### What is required
Wherever the string "óleos" occurs in a line of these records, report that line.

::::::

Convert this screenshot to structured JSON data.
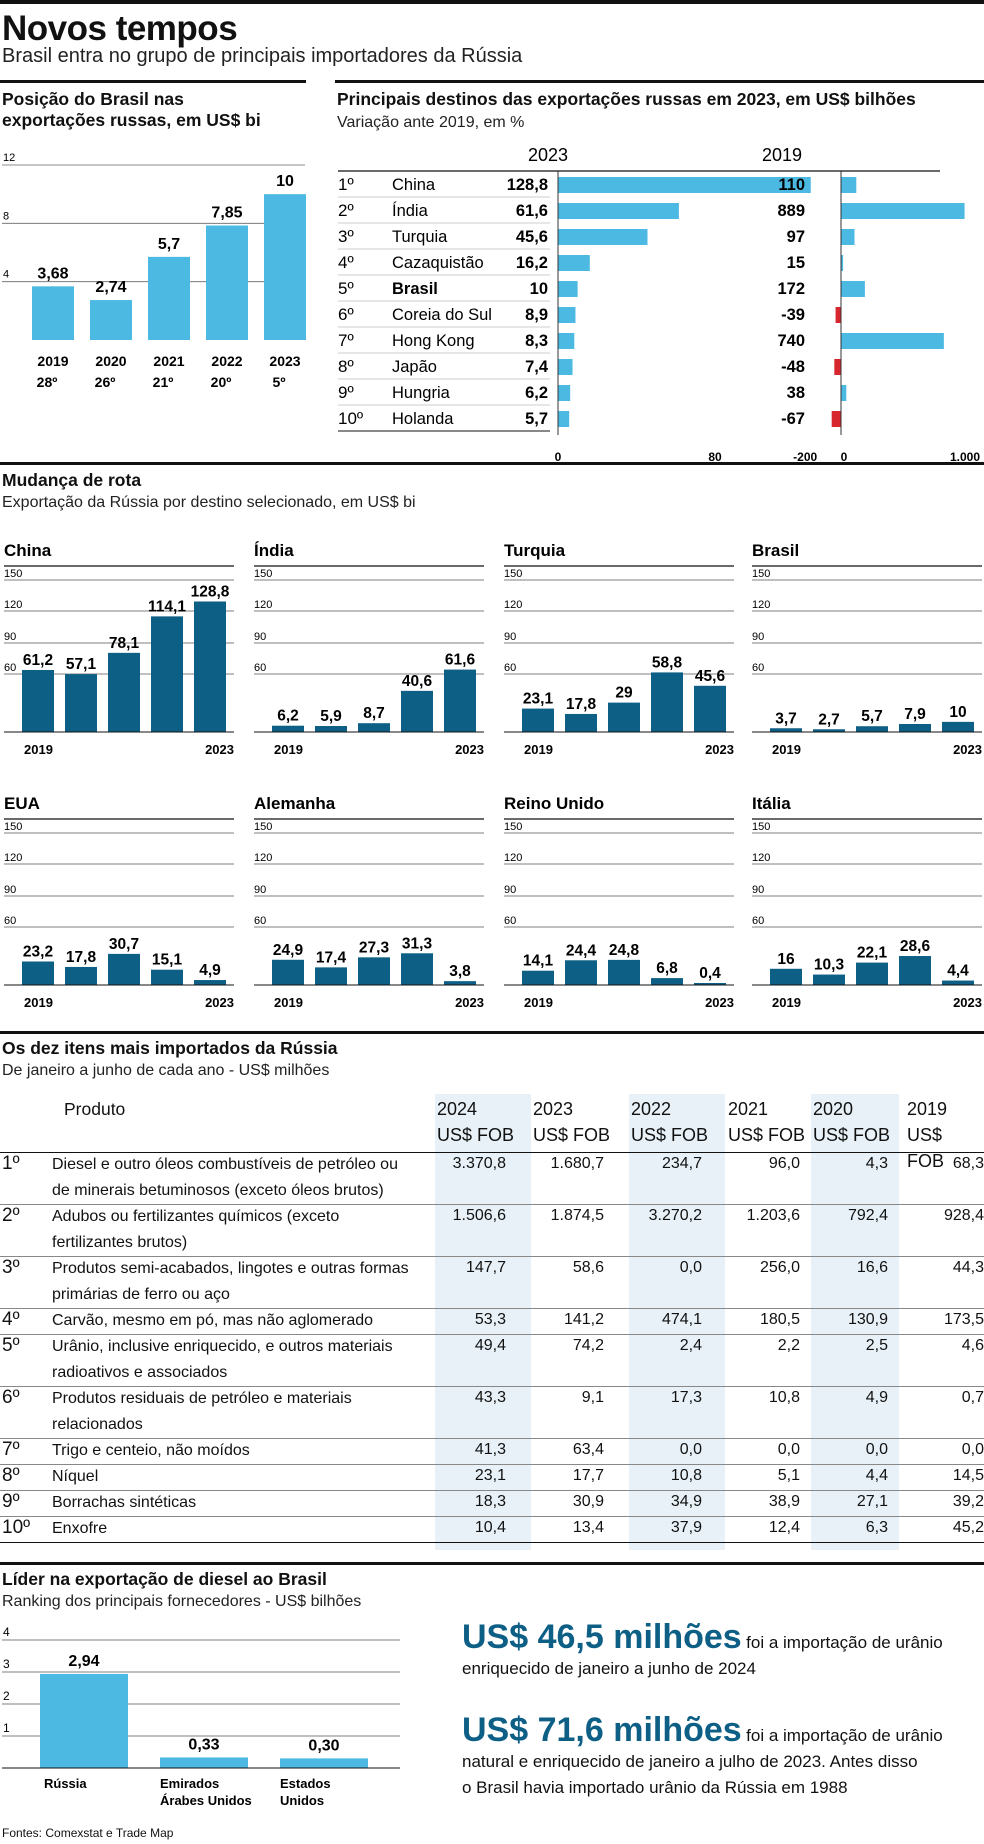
{
  "header": {
    "title": "Novos tempos",
    "subtitle": "Brasil entra no grupo de principais importadores da Rússia"
  },
  "colors": {
    "light_blue": "#4cb9e3",
    "dark_blue": "#0e5f85",
    "red": "#d7262e",
    "shade": "#e7f1f7"
  },
  "brazil_position": {
    "title_line1": "Posição do Brasil nas",
    "title_line2": "exportações russas, em US$ bi",
    "ylim": [
      0,
      12
    ],
    "yticks": [
      "12",
      "8",
      "4"
    ],
    "years": [
      "2019",
      "2020",
      "2021",
      "2022",
      "2023"
    ],
    "values": [
      3.68,
      2.74,
      5.7,
      7.85,
      10
    ],
    "labels": [
      "3,68",
      "2,74",
      "5,7",
      "7,85",
      "10"
    ],
    "ranks": [
      "28º",
      "26º",
      "21º",
      "20º",
      "5º"
    ]
  },
  "destinations": {
    "title": "Principais destinos das exportações russas em 2023, em US$ bilhões",
    "subtitle": "Variação ante 2019, em %",
    "col_2023": "2023",
    "col_2019": "2019",
    "axis_2023": [
      "0",
      "80"
    ],
    "axis_2019": [
      "-200",
      "0",
      "1.000"
    ],
    "rows": [
      {
        "rank": "1º",
        "country": "China",
        "value": 128.8,
        "label": "128,8",
        "var": 110,
        "var_label": "110"
      },
      {
        "rank": "2º",
        "country": "Índia",
        "value": 61.6,
        "label": "61,6",
        "var": 889,
        "var_label": "889"
      },
      {
        "rank": "3º",
        "country": "Turquia",
        "value": 45.6,
        "label": "45,6",
        "var": 97,
        "var_label": "97"
      },
      {
        "rank": "4º",
        "country": "Cazaquistão",
        "value": 16.2,
        "label": "16,2",
        "var": 15,
        "var_label": "15"
      },
      {
        "rank": "5º",
        "country": "Brasil",
        "value": 10,
        "label": "10",
        "var": 172,
        "var_label": "172"
      },
      {
        "rank": "6º",
        "country": "Coreia do Sul",
        "value": 8.9,
        "label": "8,9",
        "var": -39,
        "var_label": "-39"
      },
      {
        "rank": "7º",
        "country": "Hong Kong",
        "value": 8.3,
        "label": "8,3",
        "var": 740,
        "var_label": "740"
      },
      {
        "rank": "8º",
        "country": "Japão",
        "value": 7.4,
        "label": "7,4",
        "var": -48,
        "var_label": "-48"
      },
      {
        "rank": "9º",
        "country": "Hungria",
        "value": 6.2,
        "label": "6,2",
        "var": 38,
        "var_label": "38"
      },
      {
        "rank": "10º",
        "country": "Holanda",
        "value": 5.7,
        "label": "5,7",
        "var": -67,
        "var_label": "-67"
      }
    ]
  },
  "route_change": {
    "title": "Mudança de rota",
    "subtitle": "Exportação da Rússia por destino selecionado, em US$ bi",
    "yticks": [
      "150",
      "120",
      "90",
      "60"
    ],
    "ylim": [
      0,
      150
    ],
    "year_start": "2019",
    "year_end": "2023",
    "panels": [
      {
        "name": "China",
        "values": [
          61.2,
          57.1,
          78.1,
          114.1,
          128.8
        ],
        "labels": [
          "61,2",
          "57,1",
          "78,1",
          "114,1",
          "128,8"
        ]
      },
      {
        "name": "Índia",
        "values": [
          6.2,
          5.9,
          8.7,
          40.6,
          61.6
        ],
        "labels": [
          "6,2",
          "5,9",
          "8,7",
          "40,6",
          "61,6"
        ]
      },
      {
        "name": "Turquia",
        "values": [
          23.1,
          17.8,
          29,
          58.8,
          45.6
        ],
        "labels": [
          "23,1",
          "17,8",
          "29",
          "58,8",
          "45,6"
        ]
      },
      {
        "name": "Brasil",
        "values": [
          3.7,
          2.7,
          5.7,
          7.9,
          10
        ],
        "labels": [
          "3,7",
          "2,7",
          "5,7",
          "7,9",
          "10"
        ]
      },
      {
        "name": "EUA",
        "values": [
          23.2,
          17.8,
          30.7,
          15.1,
          4.9
        ],
        "labels": [
          "23,2",
          "17,8",
          "30,7",
          "15,1",
          "4,9"
        ]
      },
      {
        "name": "Alemanha",
        "values": [
          24.9,
          17.4,
          27.3,
          31.3,
          3.8
        ],
        "labels": [
          "24,9",
          "17,4",
          "27,3",
          "31,3",
          "3,8"
        ]
      },
      {
        "name": "Reino Unido",
        "values": [
          14.1,
          24.4,
          24.8,
          6.8,
          0.4
        ],
        "labels": [
          "14,1",
          "24,4",
          "24,8",
          "6,8",
          "0,4"
        ]
      },
      {
        "name": "Itália",
        "values": [
          16,
          10.3,
          22.1,
          28.6,
          4.4
        ],
        "labels": [
          "16",
          "10,3",
          "22,1",
          "28,6",
          "4,4"
        ]
      }
    ]
  },
  "top_items": {
    "title": "Os dez itens mais importados da Rússia",
    "subtitle": "De janeiro a junho de cada ano - US$ milhões",
    "product_header": "Produto",
    "unit": "US$ FOB",
    "years": [
      "2024",
      "2023",
      "2022",
      "2021",
      "2020",
      "2019"
    ],
    "rows": [
      {
        "rank": "1º",
        "line1": "Diesel e outro óleos combustíveis de petróleo ou",
        "line2": "de minerais betuminosos (exceto óleos brutos)",
        "vals": [
          "3.370,8",
          "1.680,7",
          "234,7",
          "96,0",
          "4,3",
          "68,3"
        ]
      },
      {
        "rank": "2º",
        "line1": "Adubos ou fertilizantes químicos (exceto",
        "line2": "fertilizantes brutos)",
        "vals": [
          "1.506,6",
          "1.874,5",
          "3.270,2",
          "1.203,6",
          "792,4",
          "928,4"
        ]
      },
      {
        "rank": "3º",
        "line1": "Produtos semi-acabados, lingotes e outras formas",
        "line2": "primárias de ferro ou aço",
        "vals": [
          "147,7",
          "58,6",
          "0,0",
          "256,0",
          "16,6",
          "44,3"
        ]
      },
      {
        "rank": "4º",
        "line1": "Carvão, mesmo em pó, mas não aglomerado",
        "line2": "",
        "vals": [
          "53,3",
          "141,2",
          "474,1",
          "180,5",
          "130,9",
          "173,5"
        ]
      },
      {
        "rank": "5º",
        "line1": "Urânio, inclusive enriquecido, e outros materiais",
        "line2": "radioativos e associados",
        "vals": [
          "49,4",
          "74,2",
          "2,4",
          "2,2",
          "2,5",
          "4,6"
        ]
      },
      {
        "rank": "6º",
        "line1": "Produtos residuais de petróleo e materiais",
        "line2": "relacionados",
        "vals": [
          "43,3",
          "9,1",
          "17,3",
          "10,8",
          "4,9",
          "0,7"
        ]
      },
      {
        "rank": "7º",
        "line1": "Trigo e centeio, não moídos",
        "line2": "",
        "vals": [
          "41,3",
          "63,4",
          "0,0",
          "0,0",
          "0,0",
          "0,0"
        ]
      },
      {
        "rank": "8º",
        "line1": "Níquel",
        "line2": "",
        "vals": [
          "23,1",
          "17,7",
          "10,8",
          "5,1",
          "4,4",
          "14,5"
        ]
      },
      {
        "rank": "9º",
        "line1": "Borrachas sintéticas",
        "line2": "",
        "vals": [
          "18,3",
          "30,9",
          "34,9",
          "38,9",
          "27,1",
          "39,2"
        ]
      },
      {
        "rank": "10º",
        "line1": "Enxofre",
        "line2": "",
        "vals": [
          "10,4",
          "13,4",
          "37,9",
          "12,4",
          "6,3",
          "45,2"
        ]
      }
    ]
  },
  "diesel": {
    "title": "Líder na exportação de diesel ao Brasil",
    "subtitle": "Ranking dos principais fornecedores - US$ bilhões",
    "yticks": [
      "4",
      "3",
      "2",
      "1"
    ],
    "ylim": [
      0,
      4
    ],
    "bars": [
      {
        "line1": "Rússia",
        "line2": "",
        "value": 2.94,
        "label": "2,94"
      },
      {
        "line1": "Emirados",
        "line2": "Árabes Unidos",
        "value": 0.33,
        "label": "0,33"
      },
      {
        "line1": "Estados",
        "line2": "Unidos",
        "value": 0.3,
        "label": "0,30"
      }
    ]
  },
  "highlights": [
    {
      "number": "US$ 46,5 milhões",
      "text1": "foi a importação de urânio",
      "text2": "enriquecido de janeiro a junho de 2024"
    },
    {
      "number": "US$ 71,6 milhões",
      "text1": "foi a importação de urânio",
      "text2": "natural e enriquecido de janeiro a julho de 2023. Antes disso",
      "text3": "o Brasil havia importado urânio da Rússia em 1988"
    }
  ],
  "source": "Fontes: Comexstat e Trade Map"
}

::::::

### Response for this exercise
        "line1": "Diesel e outro óleos combustíveis de petróleo ou",
        "line2": "de minerais betuminosos (exceto óleos brutos)",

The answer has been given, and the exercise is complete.